(Dataset entries on figures)
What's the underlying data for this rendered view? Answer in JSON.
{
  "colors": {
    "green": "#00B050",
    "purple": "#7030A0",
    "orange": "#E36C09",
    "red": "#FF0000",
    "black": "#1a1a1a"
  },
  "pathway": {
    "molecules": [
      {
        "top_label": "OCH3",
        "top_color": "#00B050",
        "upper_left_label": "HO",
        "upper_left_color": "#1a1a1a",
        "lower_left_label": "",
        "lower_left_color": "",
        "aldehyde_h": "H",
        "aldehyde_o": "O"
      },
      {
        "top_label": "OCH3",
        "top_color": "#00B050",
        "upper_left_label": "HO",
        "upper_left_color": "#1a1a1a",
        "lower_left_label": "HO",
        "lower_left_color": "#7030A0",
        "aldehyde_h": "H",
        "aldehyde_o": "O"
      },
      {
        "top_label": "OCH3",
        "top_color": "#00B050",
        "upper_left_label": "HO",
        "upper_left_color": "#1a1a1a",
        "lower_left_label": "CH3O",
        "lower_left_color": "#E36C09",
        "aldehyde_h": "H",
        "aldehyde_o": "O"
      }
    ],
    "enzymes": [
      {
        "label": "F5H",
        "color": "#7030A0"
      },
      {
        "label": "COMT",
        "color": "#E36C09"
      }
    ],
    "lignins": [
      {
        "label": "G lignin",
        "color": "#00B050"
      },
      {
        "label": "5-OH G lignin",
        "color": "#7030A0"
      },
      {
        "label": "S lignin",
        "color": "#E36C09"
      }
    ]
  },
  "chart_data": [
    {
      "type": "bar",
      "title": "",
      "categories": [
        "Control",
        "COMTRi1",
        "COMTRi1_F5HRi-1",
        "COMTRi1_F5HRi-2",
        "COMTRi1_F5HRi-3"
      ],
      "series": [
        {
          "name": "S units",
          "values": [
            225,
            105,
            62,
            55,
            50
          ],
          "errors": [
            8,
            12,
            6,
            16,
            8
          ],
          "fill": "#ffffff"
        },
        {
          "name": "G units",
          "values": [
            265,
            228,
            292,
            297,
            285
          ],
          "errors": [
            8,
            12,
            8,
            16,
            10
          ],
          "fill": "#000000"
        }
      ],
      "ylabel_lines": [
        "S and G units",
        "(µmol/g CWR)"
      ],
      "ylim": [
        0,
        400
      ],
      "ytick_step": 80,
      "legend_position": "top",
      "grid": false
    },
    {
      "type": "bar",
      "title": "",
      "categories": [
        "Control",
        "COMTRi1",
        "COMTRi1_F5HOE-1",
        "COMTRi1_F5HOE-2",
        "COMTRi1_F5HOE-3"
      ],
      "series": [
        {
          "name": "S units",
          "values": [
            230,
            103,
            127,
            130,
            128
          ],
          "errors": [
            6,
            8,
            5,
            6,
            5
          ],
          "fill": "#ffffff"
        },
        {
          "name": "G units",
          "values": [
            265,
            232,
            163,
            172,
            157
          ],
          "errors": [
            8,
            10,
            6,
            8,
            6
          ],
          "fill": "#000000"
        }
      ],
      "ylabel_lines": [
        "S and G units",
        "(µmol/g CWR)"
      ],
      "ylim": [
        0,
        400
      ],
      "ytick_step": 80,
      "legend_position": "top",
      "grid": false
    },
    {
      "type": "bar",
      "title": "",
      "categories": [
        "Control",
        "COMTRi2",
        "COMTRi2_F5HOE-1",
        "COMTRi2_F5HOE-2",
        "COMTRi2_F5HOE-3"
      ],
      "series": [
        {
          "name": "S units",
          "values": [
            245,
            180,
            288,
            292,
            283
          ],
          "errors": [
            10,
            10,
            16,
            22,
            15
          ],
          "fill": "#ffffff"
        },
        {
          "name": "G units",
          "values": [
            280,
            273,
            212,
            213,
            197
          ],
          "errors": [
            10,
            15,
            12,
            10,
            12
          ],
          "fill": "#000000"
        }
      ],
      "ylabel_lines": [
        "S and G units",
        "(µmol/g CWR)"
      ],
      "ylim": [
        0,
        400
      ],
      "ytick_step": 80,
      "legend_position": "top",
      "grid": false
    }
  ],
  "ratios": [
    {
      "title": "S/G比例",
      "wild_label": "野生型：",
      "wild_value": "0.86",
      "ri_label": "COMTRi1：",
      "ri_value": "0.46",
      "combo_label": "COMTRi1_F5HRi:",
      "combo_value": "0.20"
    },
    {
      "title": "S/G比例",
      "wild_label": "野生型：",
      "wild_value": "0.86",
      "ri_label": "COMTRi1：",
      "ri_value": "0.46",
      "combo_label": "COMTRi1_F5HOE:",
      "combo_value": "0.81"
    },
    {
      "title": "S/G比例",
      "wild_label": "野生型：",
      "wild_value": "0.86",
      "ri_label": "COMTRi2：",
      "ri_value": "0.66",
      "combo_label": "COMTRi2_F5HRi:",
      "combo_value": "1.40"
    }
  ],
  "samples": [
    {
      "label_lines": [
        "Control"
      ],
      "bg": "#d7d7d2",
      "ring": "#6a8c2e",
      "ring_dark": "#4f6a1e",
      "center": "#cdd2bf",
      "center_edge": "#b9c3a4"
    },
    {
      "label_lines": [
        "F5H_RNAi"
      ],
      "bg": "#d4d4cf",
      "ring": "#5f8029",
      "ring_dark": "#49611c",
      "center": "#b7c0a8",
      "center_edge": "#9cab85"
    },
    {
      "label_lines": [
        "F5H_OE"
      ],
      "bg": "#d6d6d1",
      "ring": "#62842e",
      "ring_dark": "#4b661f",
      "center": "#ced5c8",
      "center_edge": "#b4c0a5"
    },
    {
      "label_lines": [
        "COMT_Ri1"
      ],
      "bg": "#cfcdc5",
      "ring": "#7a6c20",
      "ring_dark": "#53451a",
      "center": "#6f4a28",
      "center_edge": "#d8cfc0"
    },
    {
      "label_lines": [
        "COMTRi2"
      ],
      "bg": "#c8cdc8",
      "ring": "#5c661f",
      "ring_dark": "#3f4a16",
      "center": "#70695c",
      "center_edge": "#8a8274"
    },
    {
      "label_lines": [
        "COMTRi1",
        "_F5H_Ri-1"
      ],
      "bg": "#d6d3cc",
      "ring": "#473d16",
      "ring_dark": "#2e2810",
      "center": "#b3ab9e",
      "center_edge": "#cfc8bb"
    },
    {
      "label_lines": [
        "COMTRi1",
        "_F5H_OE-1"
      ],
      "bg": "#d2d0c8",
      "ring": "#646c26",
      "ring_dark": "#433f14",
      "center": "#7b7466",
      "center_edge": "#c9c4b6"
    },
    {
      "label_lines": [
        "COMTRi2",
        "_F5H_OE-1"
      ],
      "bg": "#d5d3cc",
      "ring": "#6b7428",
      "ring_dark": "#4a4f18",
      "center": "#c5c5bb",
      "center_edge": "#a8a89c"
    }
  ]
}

| WORK TO COMPLETE |
Print all the data exactly.

| OUTPUT |
What's the underlying data for this rendered view? Answer in JSON.
{
  "colors": {
    "green": "#00B050",
    "purple": "#7030A0",
    "orange": "#E36C09",
    "red": "#FF0000",
    "black": "#1a1a1a"
  },
  "pathway": {
    "molecules": [
      {
        "top_label": "OCH3",
        "top_color": "#00B050",
        "upper_left_label": "HO",
        "upper_left_color": "#1a1a1a",
        "lower_left_label": "",
        "lower_left_color": "",
        "aldehyde_h": "H",
        "aldehyde_o": "O"
      },
      {
        "top_label": "OCH3",
        "top_color": "#00B050",
        "upper_left_label": "HO",
        "upper_left_color": "#1a1a1a",
        "lower_left_label": "HO",
        "lower_left_color": "#7030A0",
        "aldehyde_h": "H",
        "aldehyde_o": "O"
      },
      {
        "top_label": "OCH3",
        "top_color": "#00B050",
        "upper_left_label": "HO",
        "upper_left_color": "#1a1a1a",
        "lower_left_label": "CH3O",
        "lower_left_color": "#E36C09",
        "aldehyde_h": "H",
        "aldehyde_o": "O"
      }
    ],
    "enzymes": [
      {
        "label": "F5H",
        "color": "#7030A0"
      },
      {
        "label": "COMT",
        "color": "#E36C09"
      }
    ],
    "lignins": [
      {
        "label": "G lignin",
        "color": "#00B050"
      },
      {
        "label": "5-OH G lignin",
        "color": "#7030A0"
      },
      {
        "label": "S lignin",
        "color": "#E36C09"
      }
    ]
  },
  "chart_data": [
    {
      "type": "bar",
      "title": "",
      "categories": [
        "Control",
        "COMTRi1",
        "COMTRi1_F5HRi-1",
        "COMTRi1_F5HRi-2",
        "COMTRi1_F5HRi-3"
      ],
      "series": [
        {
          "name": "S units",
          "values": [
            225,
            105,
            62,
            55,
            50
          ],
          "errors": [
            8,
            12,
            6,
            16,
            8
          ],
          "fill": "#ffffff"
        },
        {
          "name": "G units",
          "values": [
            265,
            228,
            292,
            297,
            285
          ],
          "errors": [
            8,
            12,
            8,
            16,
            10
          ],
          "fill": "#000000"
        }
      ],
      "ylabel_lines": [
        "S and G units",
        "(µmol/g CWR)"
      ],
      "ylim": [
        0,
        400
      ],
      "ytick_step": 80,
      "legend_position": "top",
      "grid": false
    },
    {
      "type": "bar",
      "title": "",
      "categories": [
        "Control",
        "COMTRi1",
        "COMTRi1_F5HOE-1",
        "COMTRi1_F5HOE-2",
        "COMTRi1_F5HOE-3"
      ],
      "series": [
        {
          "name": "S units",
          "values": [
            230,
            103,
            127,
            130,
            128
          ],
          "errors": [
            6,
            8,
            5,
            6,
            5
          ],
          "fill": "#ffffff"
        },
        {
          "name": "G units",
          "values": [
            265,
            232,
            163,
            172,
            157
          ],
          "errors": [
            8,
            10,
            6,
            8,
            6
          ],
          "fill": "#000000"
        }
      ],
      "ylabel_lines": [
        "S and G units",
        "(µmol/g CWR)"
      ],
      "ylim": [
        0,
        400
      ],
      "ytick_step": 80,
      "legend_position": "top",
      "grid": false
    },
    {
      "type": "bar",
      "title": "",
      "categories": [
        "Control",
        "COMTRi2",
        "COMTRi2_F5HOE-1",
        "COMTRi2_F5HOE-2",
        "COMTRi2_F5HOE-3"
      ],
      "series": [
        {
          "name": "S units",
          "values": [
            245,
            180,
            288,
            292,
            283
          ],
          "errors": [
            10,
            10,
            16,
            22,
            15
          ],
          "fill": "#ffffff"
        },
        {
          "name": "G units",
          "values": [
            280,
            273,
            212,
            213,
            197
          ],
          "errors": [
            10,
            15,
            12,
            10,
            12
          ],
          "fill": "#000000"
        }
      ],
      "ylabel_lines": [
        "S and G units",
        "(µmol/g CWR)"
      ],
      "ylim": [
        0,
        400
      ],
      "ytick_step": 80,
      "legend_position": "top",
      "grid": false
    }
  ],
  "ratios": [
    {
      "title": "S/G比例",
      "wild_label": "野生型：",
      "wild_value": "0.86",
      "ri_label": "COMTRi1：",
      "ri_value": "0.46",
      "combo_label": "COMTRi1_F5HRi:",
      "combo_value": "0.20"
    },
    {
      "title": "S/G比例",
      "wild_label": "野生型：",
      "wild_value": "0.86",
      "ri_label": "COMTRi1：",
      "ri_value": "0.46",
      "combo_label": "COMTRi1_F5HOE:",
      "combo_value": "0.81"
    },
    {
      "title": "S/G比例",
      "wild_label": "野生型：",
      "wild_value": "0.86",
      "ri_label": "COMTRi2：",
      "ri_value": "0.66",
      "combo_label": "COMTRi2_F5HRi:",
      "combo_value": "1.40"
    }
  ],
  "samples": [
    {
      "label_lines": [
        "Control"
      ],
      "bg": "#d7d7d2",
      "ring": "#6a8c2e",
      "ring_dark": "#4f6a1e",
      "center": "#cdd2bf",
      "center_edge": "#b9c3a4"
    },
    {
      "label_lines": [
        "F5H_RNAi"
      ],
      "bg": "#d4d4cf",
      "ring": "#5f8029",
      "ring_dark": "#49611c",
      "center": "#b7c0a8",
      "center_edge": "#9cab85"
    },
    {
      "label_lines": [
        "F5H_OE"
      ],
      "bg": "#d6d6d1",
      "ring": "#62842e",
      "ring_dark": "#4b661f",
      "center": "#ced5c8",
      "center_edge": "#b4c0a5"
    },
    {
      "label_lines": [
        "COMT_Ri1"
      ],
      "bg": "#cfcdc5",
      "ring": "#7a6c20",
      "ring_dark": "#53451a",
      "center": "#6f4a28",
      "center_edge": "#d8cfc0"
    },
    {
      "label_lines": [
        "COMTRi2"
      ],
      "bg": "#c8cdc8",
      "ring": "#5c661f",
      "ring_dark": "#3f4a16",
      "center": "#70695c",
      "center_edge": "#8a8274"
    },
    {
      "label_lines": [
        "COMTRi1",
        "_F5H_Ri-1"
      ],
      "bg": "#d6d3cc",
      "ring": "#473d16",
      "ring_dark": "#2e2810",
      "center": "#b3ab9e",
      "center_edge": "#cfc8bb"
    },
    {
      "label_lines": [
        "COMTRi1",
        "_F5H_OE-1"
      ],
      "bg": "#d2d0c8",
      "ring": "#646c26",
      "ring_dark": "#433f14",
      "center": "#7b7466",
      "center_edge": "#c9c4b6"
    },
    {
      "label_lines": [
        "COMTRi2",
        "_F5H_OE-1"
      ],
      "bg": "#d5d3cc",
      "ring": "#6b7428",
      "ring_dark": "#4a4f18",
      "center": "#c5c5bb",
      "center_edge": "#a8a89c"
    }
  ]
}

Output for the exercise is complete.